● **AIM**
Read through the records below and copy each line that uses the word "JSON".

** Begin **

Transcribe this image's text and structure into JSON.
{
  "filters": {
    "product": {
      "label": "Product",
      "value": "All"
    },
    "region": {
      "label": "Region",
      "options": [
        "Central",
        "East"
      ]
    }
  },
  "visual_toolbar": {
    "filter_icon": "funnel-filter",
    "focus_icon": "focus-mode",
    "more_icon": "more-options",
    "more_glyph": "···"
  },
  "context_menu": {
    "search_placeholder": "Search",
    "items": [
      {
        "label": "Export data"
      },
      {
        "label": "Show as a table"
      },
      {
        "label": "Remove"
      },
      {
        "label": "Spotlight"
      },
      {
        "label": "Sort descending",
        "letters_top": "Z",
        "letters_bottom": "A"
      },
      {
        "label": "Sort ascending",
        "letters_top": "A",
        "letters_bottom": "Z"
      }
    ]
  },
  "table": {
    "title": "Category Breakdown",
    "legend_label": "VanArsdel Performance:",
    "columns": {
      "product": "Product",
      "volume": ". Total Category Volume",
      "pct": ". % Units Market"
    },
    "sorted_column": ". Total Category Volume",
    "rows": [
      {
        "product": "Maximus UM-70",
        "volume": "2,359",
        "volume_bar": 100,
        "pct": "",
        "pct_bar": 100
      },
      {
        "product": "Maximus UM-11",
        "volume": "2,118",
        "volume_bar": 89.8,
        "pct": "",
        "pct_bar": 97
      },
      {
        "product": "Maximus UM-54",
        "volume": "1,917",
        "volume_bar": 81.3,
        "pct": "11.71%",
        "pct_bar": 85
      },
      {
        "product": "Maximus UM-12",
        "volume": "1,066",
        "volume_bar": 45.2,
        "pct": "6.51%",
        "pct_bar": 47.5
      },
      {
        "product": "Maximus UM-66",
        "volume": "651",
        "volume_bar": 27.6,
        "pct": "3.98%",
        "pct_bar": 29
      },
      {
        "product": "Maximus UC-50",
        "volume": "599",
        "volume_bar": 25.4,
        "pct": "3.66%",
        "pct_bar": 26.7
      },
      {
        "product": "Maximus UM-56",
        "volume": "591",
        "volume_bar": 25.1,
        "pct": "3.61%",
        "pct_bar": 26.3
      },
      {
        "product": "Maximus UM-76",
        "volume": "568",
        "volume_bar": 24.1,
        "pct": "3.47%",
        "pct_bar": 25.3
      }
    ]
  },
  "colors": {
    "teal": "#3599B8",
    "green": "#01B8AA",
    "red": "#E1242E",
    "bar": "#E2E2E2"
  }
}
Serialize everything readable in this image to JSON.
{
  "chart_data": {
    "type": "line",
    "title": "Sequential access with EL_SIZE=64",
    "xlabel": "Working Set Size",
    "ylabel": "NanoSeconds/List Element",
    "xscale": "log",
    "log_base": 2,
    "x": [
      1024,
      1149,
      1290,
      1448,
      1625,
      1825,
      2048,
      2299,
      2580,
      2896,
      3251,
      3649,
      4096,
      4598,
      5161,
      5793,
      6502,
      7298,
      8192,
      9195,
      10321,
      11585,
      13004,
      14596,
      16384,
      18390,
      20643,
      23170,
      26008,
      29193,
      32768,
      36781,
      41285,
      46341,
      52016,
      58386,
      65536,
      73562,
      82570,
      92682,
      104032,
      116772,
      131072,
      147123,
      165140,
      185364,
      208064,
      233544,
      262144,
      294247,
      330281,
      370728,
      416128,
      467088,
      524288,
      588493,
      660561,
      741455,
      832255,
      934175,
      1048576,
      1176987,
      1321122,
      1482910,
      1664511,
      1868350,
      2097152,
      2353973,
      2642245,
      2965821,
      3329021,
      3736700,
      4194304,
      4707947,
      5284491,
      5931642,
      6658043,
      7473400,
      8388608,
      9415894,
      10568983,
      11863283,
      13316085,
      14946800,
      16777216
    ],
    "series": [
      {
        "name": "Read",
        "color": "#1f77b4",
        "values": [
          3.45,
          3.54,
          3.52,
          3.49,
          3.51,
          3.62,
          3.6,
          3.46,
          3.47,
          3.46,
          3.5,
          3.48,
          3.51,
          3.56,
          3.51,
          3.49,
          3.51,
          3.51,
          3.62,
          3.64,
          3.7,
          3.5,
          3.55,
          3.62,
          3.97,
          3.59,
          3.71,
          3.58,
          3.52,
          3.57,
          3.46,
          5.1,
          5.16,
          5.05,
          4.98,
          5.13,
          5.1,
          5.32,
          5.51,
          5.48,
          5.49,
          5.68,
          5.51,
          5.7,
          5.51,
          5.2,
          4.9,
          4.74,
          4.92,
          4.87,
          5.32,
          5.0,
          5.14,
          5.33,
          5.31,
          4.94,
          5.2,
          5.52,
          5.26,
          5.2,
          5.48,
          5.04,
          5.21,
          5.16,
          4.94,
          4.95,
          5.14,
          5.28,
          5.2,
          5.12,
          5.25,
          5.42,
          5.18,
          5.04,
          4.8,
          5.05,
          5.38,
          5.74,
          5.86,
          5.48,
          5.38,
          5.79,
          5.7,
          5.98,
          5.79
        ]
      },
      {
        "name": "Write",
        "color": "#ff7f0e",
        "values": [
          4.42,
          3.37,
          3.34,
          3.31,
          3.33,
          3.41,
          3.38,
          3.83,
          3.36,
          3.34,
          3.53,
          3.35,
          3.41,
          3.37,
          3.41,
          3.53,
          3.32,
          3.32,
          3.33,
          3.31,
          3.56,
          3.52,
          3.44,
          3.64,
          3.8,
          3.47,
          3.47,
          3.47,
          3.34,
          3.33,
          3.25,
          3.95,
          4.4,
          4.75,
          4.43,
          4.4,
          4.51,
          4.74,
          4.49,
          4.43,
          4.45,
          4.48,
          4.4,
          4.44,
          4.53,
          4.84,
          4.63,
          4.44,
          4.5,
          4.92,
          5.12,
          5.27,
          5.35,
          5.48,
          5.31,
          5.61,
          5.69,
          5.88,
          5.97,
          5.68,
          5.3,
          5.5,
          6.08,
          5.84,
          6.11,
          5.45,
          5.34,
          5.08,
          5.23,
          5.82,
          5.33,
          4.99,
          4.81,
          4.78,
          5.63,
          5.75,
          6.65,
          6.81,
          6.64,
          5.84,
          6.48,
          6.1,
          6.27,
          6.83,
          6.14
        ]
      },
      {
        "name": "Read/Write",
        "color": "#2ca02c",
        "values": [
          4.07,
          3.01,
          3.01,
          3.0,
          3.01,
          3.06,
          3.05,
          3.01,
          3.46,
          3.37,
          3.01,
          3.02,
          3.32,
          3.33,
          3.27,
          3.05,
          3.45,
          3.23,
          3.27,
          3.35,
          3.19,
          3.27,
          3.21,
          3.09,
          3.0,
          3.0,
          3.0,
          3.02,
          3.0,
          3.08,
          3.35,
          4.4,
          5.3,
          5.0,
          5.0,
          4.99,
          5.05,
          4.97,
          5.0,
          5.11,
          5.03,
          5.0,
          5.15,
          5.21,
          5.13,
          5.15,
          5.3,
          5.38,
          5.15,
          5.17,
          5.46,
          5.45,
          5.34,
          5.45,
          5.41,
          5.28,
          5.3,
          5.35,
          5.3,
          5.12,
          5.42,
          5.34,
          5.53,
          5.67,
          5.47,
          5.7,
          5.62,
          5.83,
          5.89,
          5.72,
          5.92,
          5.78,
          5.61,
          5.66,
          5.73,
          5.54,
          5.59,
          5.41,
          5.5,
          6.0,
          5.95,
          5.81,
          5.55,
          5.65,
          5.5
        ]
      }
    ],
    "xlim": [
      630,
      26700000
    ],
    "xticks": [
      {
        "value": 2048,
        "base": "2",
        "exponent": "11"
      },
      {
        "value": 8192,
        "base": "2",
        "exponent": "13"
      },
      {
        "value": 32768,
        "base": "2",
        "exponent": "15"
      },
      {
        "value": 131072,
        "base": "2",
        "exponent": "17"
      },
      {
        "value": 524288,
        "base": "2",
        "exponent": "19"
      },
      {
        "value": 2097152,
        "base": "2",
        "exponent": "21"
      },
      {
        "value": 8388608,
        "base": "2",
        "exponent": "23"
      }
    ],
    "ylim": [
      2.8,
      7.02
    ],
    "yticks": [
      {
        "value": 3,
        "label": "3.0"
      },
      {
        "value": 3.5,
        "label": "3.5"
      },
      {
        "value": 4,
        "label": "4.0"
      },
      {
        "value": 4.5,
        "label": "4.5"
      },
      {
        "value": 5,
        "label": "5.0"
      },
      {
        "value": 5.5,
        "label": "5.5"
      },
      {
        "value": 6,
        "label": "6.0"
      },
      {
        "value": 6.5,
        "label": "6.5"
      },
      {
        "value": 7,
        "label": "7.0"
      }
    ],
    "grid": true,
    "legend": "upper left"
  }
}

** End **

● **SOLUTION TO THE EXERCISE**
Transcribe this image's text and structure into JSON.
Serialize everything readable in this image to JSON.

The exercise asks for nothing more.